** WHAT THE EXERCISE ASKS **
From the first line of the records through the line containing "legend-label-febraury: Febraury: [955, 168, 1016, 185]", arrange the lines as a numbered list and leave out any blank lines.

● ● ● ● ●

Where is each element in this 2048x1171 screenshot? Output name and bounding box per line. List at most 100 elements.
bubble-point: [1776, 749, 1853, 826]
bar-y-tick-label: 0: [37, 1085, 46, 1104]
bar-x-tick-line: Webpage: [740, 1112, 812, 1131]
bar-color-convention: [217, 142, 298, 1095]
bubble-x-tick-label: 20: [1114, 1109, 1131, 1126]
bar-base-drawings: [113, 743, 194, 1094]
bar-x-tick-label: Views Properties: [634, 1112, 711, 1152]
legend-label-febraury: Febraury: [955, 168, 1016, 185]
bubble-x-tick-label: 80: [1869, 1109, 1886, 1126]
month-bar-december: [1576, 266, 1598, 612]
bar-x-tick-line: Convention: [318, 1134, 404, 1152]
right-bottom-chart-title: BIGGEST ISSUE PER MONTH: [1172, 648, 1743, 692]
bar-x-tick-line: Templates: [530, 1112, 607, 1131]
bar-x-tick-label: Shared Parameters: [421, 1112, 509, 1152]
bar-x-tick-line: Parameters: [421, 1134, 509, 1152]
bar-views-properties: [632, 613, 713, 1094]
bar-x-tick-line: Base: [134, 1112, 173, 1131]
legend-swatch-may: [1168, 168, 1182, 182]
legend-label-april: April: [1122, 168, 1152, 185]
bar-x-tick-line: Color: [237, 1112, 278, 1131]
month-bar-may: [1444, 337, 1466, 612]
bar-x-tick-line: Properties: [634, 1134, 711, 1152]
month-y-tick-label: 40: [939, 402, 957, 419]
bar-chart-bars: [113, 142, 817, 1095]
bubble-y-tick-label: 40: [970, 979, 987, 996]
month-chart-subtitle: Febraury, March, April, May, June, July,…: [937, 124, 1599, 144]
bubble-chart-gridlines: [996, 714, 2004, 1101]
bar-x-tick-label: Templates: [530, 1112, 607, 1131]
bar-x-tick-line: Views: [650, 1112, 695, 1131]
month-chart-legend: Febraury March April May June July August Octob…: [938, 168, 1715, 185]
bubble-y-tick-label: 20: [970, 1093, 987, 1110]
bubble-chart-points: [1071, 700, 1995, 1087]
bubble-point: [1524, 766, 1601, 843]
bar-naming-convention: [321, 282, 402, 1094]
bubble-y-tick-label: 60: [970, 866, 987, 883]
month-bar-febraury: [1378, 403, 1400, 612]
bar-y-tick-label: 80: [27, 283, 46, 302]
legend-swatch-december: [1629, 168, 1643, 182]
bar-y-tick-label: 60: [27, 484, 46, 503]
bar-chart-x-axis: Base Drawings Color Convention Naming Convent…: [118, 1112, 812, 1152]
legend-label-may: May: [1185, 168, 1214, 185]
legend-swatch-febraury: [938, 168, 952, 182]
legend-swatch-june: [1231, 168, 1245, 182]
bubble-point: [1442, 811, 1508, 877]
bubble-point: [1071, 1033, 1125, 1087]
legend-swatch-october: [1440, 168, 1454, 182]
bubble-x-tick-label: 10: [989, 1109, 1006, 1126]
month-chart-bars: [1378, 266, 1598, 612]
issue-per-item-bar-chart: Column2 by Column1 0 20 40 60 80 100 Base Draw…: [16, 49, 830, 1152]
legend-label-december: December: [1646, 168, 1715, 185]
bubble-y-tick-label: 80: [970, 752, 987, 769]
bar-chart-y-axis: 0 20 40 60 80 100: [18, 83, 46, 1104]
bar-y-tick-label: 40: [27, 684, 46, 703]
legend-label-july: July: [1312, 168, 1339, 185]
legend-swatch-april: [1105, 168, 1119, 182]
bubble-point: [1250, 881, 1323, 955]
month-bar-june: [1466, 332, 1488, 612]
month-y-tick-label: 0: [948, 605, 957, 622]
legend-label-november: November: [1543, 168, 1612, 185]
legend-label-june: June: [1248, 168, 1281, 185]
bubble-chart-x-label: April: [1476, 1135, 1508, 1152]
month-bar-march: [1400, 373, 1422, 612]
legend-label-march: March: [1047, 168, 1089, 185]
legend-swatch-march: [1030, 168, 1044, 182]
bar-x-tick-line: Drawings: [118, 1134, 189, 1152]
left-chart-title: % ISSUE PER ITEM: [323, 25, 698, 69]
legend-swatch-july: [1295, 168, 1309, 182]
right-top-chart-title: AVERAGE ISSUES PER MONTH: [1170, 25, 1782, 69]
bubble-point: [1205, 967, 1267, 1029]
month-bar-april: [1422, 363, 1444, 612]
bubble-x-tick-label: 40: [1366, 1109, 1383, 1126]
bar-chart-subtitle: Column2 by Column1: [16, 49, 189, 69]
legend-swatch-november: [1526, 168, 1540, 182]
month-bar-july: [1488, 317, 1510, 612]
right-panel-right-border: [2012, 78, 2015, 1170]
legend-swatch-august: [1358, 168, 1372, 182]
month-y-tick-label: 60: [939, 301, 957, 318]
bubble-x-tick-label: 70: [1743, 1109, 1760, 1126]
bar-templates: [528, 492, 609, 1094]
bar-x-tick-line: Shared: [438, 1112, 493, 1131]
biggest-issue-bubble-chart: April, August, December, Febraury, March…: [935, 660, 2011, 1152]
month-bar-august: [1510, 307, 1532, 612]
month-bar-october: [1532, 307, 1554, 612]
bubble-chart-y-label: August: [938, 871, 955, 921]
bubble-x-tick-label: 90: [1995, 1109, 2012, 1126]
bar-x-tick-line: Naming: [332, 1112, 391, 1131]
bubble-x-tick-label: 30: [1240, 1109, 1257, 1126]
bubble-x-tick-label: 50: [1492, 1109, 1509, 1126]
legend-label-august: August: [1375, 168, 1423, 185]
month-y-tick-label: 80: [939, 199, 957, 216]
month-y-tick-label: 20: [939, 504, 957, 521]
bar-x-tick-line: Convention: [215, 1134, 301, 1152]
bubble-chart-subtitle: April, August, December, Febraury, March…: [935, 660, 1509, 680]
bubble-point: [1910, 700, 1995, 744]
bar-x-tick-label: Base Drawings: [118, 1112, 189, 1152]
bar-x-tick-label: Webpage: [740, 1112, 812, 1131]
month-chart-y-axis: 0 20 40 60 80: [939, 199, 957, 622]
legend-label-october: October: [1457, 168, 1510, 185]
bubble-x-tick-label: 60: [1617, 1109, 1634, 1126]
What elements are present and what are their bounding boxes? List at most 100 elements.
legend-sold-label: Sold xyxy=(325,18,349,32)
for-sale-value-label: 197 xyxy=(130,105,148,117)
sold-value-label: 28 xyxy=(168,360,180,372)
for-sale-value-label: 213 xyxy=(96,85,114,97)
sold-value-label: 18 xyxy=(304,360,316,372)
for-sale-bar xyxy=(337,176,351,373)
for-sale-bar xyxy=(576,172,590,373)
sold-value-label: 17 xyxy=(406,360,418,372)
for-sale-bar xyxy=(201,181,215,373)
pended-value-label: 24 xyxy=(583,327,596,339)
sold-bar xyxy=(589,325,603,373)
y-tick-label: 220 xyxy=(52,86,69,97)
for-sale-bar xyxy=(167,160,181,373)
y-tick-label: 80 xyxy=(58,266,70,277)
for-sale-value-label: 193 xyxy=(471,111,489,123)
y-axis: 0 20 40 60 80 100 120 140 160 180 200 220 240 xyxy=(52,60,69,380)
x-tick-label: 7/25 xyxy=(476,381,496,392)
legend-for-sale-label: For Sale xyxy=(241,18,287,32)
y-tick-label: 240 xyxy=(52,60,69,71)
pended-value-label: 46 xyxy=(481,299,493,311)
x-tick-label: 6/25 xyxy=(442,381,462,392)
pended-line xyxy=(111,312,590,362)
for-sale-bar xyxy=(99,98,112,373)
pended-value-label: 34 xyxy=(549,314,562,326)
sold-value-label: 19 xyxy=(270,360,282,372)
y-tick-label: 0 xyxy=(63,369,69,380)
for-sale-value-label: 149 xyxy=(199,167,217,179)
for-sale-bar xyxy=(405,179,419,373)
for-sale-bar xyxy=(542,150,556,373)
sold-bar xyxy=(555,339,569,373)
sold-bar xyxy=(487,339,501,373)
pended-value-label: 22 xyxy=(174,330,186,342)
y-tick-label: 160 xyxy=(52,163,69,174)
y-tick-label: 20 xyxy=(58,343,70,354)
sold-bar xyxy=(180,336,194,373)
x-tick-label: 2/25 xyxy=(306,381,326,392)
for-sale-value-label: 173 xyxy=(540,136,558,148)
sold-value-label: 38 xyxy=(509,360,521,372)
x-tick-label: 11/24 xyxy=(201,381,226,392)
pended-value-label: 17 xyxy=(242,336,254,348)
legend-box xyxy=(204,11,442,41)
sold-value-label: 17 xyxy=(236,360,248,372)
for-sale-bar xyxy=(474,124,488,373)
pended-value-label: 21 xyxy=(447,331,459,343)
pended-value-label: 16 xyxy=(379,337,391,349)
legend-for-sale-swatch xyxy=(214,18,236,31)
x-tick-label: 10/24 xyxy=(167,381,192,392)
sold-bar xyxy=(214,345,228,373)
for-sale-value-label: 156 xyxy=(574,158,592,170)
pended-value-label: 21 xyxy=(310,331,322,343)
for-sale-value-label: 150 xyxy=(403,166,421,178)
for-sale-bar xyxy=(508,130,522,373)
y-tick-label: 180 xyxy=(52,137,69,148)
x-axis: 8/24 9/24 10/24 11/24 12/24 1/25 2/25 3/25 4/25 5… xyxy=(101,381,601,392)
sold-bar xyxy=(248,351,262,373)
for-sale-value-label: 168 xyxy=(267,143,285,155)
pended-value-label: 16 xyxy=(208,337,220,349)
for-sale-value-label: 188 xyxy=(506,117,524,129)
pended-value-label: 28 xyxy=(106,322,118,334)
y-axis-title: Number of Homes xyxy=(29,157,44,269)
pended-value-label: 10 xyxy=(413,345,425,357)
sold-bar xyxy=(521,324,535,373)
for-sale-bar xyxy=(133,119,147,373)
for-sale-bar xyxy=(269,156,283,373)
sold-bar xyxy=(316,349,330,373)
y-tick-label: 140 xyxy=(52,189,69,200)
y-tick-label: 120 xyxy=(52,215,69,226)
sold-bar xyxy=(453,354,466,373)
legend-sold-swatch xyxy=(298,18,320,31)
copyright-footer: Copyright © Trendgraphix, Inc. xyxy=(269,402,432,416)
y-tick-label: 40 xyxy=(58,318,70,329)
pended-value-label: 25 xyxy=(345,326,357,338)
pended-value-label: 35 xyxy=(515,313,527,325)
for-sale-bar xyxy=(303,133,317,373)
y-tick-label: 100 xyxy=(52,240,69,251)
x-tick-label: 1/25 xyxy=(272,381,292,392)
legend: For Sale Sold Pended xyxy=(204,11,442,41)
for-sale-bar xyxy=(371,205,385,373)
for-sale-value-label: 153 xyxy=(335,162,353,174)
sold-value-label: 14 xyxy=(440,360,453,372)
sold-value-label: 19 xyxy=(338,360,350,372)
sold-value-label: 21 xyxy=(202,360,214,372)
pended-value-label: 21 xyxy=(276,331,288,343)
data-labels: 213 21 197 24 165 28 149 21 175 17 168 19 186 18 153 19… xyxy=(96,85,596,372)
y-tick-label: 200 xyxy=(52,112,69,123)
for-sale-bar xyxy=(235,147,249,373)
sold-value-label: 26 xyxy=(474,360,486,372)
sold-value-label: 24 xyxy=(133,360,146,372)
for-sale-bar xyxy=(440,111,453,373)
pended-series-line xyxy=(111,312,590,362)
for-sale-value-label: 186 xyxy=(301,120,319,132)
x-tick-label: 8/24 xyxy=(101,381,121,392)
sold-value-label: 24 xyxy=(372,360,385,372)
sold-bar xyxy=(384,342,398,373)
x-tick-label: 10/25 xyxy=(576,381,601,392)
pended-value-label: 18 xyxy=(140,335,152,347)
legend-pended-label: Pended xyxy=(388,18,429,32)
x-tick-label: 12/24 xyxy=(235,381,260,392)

● ● ● ● ●

** TASK ANSWER **
1. Where is each element in this 2048x1171 screenshot? Output name and bounding box per line. List at most 100 elements.
2. bubble-point: [1776, 749, 1853, 826]
3. bar-y-tick-label: 0: [37, 1085, 46, 1104]
4. bar-x-tick-line: Webpage: [740, 1112, 812, 1131]
5. bar-color-convention: [217, 142, 298, 1095]
6. bubble-x-tick-label: 20: [1114, 1109, 1131, 1126]
7. bar-base-drawings: [113, 743, 194, 1094]
8. bar-x-tick-label: Views Properties: [634, 1112, 711, 1152]
9. legend-label-febraury: Febraury: [955, 168, 1016, 185]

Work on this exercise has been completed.